Retype the material below. Keep every word exactly as it is.

Collected data
==============================
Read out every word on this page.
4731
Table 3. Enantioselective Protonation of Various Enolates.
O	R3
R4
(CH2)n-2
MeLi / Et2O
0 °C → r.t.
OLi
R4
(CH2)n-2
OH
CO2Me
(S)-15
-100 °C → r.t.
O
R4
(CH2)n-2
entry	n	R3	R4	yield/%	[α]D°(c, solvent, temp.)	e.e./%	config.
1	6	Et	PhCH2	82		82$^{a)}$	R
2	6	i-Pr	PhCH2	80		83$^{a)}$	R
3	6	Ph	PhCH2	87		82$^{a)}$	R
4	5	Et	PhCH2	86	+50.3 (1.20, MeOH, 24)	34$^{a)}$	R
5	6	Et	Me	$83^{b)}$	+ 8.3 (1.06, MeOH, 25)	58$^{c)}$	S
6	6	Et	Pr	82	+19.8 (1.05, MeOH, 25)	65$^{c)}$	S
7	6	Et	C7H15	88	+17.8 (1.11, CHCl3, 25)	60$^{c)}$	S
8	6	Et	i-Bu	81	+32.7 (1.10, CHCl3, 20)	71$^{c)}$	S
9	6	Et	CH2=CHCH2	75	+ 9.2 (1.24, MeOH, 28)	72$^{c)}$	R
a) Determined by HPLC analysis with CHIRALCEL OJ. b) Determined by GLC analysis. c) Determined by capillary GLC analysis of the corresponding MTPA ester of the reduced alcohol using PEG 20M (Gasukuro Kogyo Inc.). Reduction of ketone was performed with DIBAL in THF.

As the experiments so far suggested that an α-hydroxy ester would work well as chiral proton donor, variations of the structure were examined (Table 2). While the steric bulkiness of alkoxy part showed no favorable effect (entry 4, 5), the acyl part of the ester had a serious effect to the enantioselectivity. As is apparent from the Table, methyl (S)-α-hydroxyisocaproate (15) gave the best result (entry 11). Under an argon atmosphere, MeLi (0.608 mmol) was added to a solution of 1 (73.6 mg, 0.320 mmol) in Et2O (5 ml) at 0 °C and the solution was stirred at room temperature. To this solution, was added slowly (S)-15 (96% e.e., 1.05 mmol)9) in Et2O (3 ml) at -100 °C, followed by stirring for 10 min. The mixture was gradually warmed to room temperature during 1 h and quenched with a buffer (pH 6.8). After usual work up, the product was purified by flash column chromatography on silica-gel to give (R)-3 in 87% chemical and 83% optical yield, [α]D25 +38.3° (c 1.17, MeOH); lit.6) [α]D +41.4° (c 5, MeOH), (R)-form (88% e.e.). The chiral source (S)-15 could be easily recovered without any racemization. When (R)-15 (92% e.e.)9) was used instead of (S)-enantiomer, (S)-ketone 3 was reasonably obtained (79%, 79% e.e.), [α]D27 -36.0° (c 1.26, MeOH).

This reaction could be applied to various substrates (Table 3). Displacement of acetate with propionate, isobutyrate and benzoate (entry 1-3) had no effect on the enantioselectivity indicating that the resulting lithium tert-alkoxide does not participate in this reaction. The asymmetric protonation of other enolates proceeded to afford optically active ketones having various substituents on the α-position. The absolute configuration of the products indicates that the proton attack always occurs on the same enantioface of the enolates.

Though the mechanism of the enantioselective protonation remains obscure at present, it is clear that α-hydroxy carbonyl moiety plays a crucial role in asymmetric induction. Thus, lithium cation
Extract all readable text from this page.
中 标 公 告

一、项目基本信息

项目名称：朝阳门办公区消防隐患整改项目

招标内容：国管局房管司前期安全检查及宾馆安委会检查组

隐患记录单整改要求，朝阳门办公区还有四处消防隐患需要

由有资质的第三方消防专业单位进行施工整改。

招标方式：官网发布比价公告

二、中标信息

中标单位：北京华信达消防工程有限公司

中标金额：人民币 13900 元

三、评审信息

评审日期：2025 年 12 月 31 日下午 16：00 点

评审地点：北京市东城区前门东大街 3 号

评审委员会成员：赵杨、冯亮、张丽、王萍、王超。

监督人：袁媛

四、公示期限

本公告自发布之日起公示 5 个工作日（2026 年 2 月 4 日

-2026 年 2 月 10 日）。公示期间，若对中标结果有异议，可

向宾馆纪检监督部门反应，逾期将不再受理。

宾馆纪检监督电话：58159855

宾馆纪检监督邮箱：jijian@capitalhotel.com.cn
==============================
- _Written answer_:
Read out every word on this page.
4731
Table 3. Enantioselective Protonation of Various Enolates.
O	R3
R4
(CH2)n-2
MeLi / Et2O
0 °C → r.t.
OLi
R4
(CH2)n-2
OH
CO2Me
(S)-15
-100 °C → r.t.
O
R4
(CH2)n-2
entry	n	R3	R4	yield/%	[α]D°(c, solvent, temp.)	e.e./%	config.
1	6	Et	PhCH2	82		82$^{a)}$	R
2	6	i-Pr	PhCH2	80		83$^{a)}$	R
3	6	Ph	PhCH2	87		82$^{a)}$	R
4	5	Et	PhCH2	86	+50.3 (1.20, MeOH, 24)	34$^{a)}$	R
5	6	Et	Me	$83^{b)}$	+ 8.3 (1.06, MeOH, 25)	58$^{c)}$	S
6	6	Et	Pr	82	+19.8 (1.05, MeOH, 25)	65$^{c)}$	S
7	6	Et	C7H15	88	+17.8 (1.11, CHCl3, 25)	60$^{c)}$	S
8	6	Et	i-Bu	81	+32.7 (1.10, CHCl3, 20)	71$^{c)}$	S
9	6	Et	CH2=CHCH2	75	+ 9.2 (1.24, MeOH, 28)	72$^{c)}$	R
a) Determined by HPLC analysis with CHIRALCEL OJ. b) Determined by GLC analysis. c) Determined by capillary GLC analysis of the corresponding MTPA ester of the reduced alcohol using PEG 20M (Gasukuro Kogyo Inc.). Reduction of ketone was performed with DIBAL in THF.

As the experiments so far suggested that an α-hydroxy ester would work well as chiral proton donor, variations of the structure were examined (Table 2). While the steric bulkiness of alkoxy part showed no favorable effect (entry 4, 5), the acyl part of the ester had a serious effect to the enantioselectivity. As is apparent from the Table, methyl (S)-α-hydroxyisocaproate (15) gave the best result (entry 11). Under an argon atmosphere, MeLi (0.608 mmol) was added to a solution of 1 (73.6 mg, 0.320 mmol) in Et2O (5 ml) at 0 °C and the solution was stirred at room temperature. To this solution, was added slowly (S)-15 (96% e.e., 1.05 mmol)9) in Et2O (3 ml) at -100 °C, followed by stirring for 10 min. The mixture was gradually warmed to room temperature during 1 h and quenched with a buffer (pH 6.8). After usual work up, the product was purified by flash column chromatography on silica-gel to give (R)-3 in 87% chemical and 83% optical yield, [α]D25 +38.3° (c 1.17, MeOH); lit.6) [α]D +41.4° (c 5, MeOH), (R)-form (88% e.e.). The chiral source (S)-15 could be easily recovered without any racemization. When (R)-15 (92% e.e.)9) was used instead of (S)-enantiomer, (S)-ketone 3 was reasonably obtained (79%, 79% e.e.), [α]D27 -36.0° (c 1.26, MeOH).

This reaction could be applied to various substrates (Table 3). Displacement of acetate with propionate, isobutyrate and benzoate (entry 1-3) had no effect on the enantioselectivity indicating that the resulting lithium tert-alkoxide does not participate in this reaction. The asymmetric protonation of other enolates proceeded to afford optically active ketones having various substituents on the α-position. The absolute configuration of the products indicates that the proton attack always occurs on the same enantioface of the enolates.

Though the mechanism of the enantioselective protonation remains obscure at present, it is clear that α-hydroxy carbonyl moiety plays a crucial role in asymmetric induction. Thus, lithium cation
Extract all readable text from this page.
中 标 公 告

一、项目基本信息

项目名称：朝阳门办公区消防隐患整改项目

招标内容：国管局房管司前期安全检查及宾馆安委会检查组

隐患记录单整改要求，朝阳门办公区还有四处消防隐患需要

由有资质的第三方消防专业单位进行施工整改。

招标方式：官网发布比价公告

二、中标信息

中标单位：北京华信达消防工程有限公司

中标金额：人民币 13900 元

三、评审信息

评审日期：2025 年 12 月 31 日下午 16：00 点

评审地点：北京市东城区前门东大街 3 号

评审委员会成员：赵杨、冯亮、张丽、王萍、王超。

监督人：袁媛

四、公示期限

本公告自发布之日起公示 5 个工作日（2026 年 2 月 4 日

-2026 年 2 月 10 日）。公示期间，若对中标结果有异议，可

向宾馆纪检监督部门反应，逾期将不再受理。

宾馆纪检监督电话：58159855

宾馆纪检监督邮箱：jijian@capitalhotel.com.cn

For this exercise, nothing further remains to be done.